The relationship between these two parts of the Act had been considered years before in the “Whales case” of 1995, which concerned concessions for whale watching at Kaikoura.[7] The Court in Whales had found among other things that Kāi Tahu was “in a different position in substance and on the merits from other possible applicants for [concessions to watch whales]. Subject to overriding conservation considerations and the quality of service offered, “[K]ai Tahu are entitled to a reasonable degree of preference.”[8]
Ngai Tai applied the reasoning in the Whales case to the concessions situation on Rangitoto and Motutapu. By a majority of 4 – 1, the Court allowed the appeal, giving “relief” in a form common to judicial reviews – of “quashing” the concessions and directing that they be reconsidered in light of the judgment.
The Supreme Court also made the orthodox observations that effect of section 4 would depend on the circumstances of any given case – the provision did not exist in a legal or factual vacuum.[9] This was something the Courts had commented on before in relation to section 4,[10] and it is just as well because these are the kinds of observations we might hope any LAWS101 student could remind us about.
Finally, as often happens in appellate Court decisions, the Court went beyond the particular factual and legal circumstances and offered some more general guidance. Lawyers debate whether such guidance is or is not “obiter dictum” – a non-essential judicial utterance – or whether it will formally bind lower and later Courts. I don’t want to get into that here, but just to table the difference between ideas of “general guidance about hypotheticals” and concrete applications of law to real factual situations.
I paraphrase a bit, but the Supreme Court in Ngai Tai it made the following general observations about section 4:[11]
It was “powerful”,
It requires “more than procedural steps” including potentially “substantive outcomes” like declining others’ concession applications in some circumstances, and
Giving practical effect to the principles (as section 4 requires) could include enabling iwi or hapū to reconnect to their ancestral lands by taking up opportunities on the conservation estate (whether through concessions or otherwise),
In applying s 4 to a decision relating to a concession application, DOC must, “so far as is possible”, apply the relevant statutory and other legal considerations in a manner that gives effect to the relevant principles of the Treaty, and shortly afterwards a similar observation about “best giving effect”.

### TASK REQUIREMENTS
1. Answer these questions from the passage on the Ngai Tai decision:
(a) In what year was the Whales case decided?
(b) By what majority did the Court allow the appeal in Ngai Tai?
(c) According to the Supreme Court, section 4 requires more than what kind of steps?
2. Please copy the passage on the Ngai Tai decision word for word, beginning at the words "Finally, as often" and stopping after "real factual situations.".

### Element and region data

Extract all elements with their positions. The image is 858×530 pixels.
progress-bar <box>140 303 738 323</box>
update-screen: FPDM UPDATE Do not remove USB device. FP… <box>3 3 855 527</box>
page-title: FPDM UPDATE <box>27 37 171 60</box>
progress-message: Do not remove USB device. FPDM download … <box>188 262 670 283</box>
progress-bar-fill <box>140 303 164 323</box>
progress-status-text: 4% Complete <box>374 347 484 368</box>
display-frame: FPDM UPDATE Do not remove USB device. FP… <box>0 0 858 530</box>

### SOLUTIONS BELOW
1.
(a) 1995
(b) 4 – 1
(c) Procedural steps

2.
Finally, as often happens in appellate Court decisions, the Court went beyond the particular factual and legal circumstances and offered some more general guidance. Lawyers debate whether such guidance is or is not “obiter dictum” – a non-essential judicial utterance – or whether it will formally bind lower and later Courts. I don’t want to get into that here, but just to table the difference between ideas of “general guidance about hypotheticals” and concrete applications of law to real factual situations.